---------- DATA SUPPLIED
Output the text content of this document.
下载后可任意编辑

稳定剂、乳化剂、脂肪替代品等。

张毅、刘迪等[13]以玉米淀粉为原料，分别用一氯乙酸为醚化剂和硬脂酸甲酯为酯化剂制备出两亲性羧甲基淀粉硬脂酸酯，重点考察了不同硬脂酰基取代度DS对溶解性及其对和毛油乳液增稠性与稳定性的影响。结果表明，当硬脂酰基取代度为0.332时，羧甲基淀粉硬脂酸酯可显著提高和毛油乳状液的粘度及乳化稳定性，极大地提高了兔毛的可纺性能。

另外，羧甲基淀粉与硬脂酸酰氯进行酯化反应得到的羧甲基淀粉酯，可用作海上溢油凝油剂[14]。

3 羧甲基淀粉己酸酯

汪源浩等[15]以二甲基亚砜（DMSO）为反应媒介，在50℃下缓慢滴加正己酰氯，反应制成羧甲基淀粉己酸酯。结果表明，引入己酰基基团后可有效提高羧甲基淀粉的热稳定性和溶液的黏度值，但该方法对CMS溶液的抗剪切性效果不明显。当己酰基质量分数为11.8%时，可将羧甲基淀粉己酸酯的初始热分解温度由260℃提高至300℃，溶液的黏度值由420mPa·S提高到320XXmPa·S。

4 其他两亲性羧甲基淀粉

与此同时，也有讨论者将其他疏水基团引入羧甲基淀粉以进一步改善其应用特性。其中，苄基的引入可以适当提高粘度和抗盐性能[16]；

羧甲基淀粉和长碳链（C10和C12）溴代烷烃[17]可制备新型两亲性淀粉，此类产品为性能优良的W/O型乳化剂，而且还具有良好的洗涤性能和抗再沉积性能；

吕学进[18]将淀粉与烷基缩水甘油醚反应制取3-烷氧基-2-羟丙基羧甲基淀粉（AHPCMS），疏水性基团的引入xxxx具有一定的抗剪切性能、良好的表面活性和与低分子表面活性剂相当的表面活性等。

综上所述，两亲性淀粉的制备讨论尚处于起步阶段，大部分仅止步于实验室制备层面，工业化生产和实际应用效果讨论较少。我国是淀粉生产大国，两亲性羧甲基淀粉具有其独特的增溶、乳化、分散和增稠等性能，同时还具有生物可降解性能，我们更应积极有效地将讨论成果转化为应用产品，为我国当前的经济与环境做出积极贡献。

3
--------------------
**YOUR OBJECTIVE**: Check every line of the material for the string "结果表明" and give the number of lines that have it, without anything else.

**EXPECTED ANSWER**: 2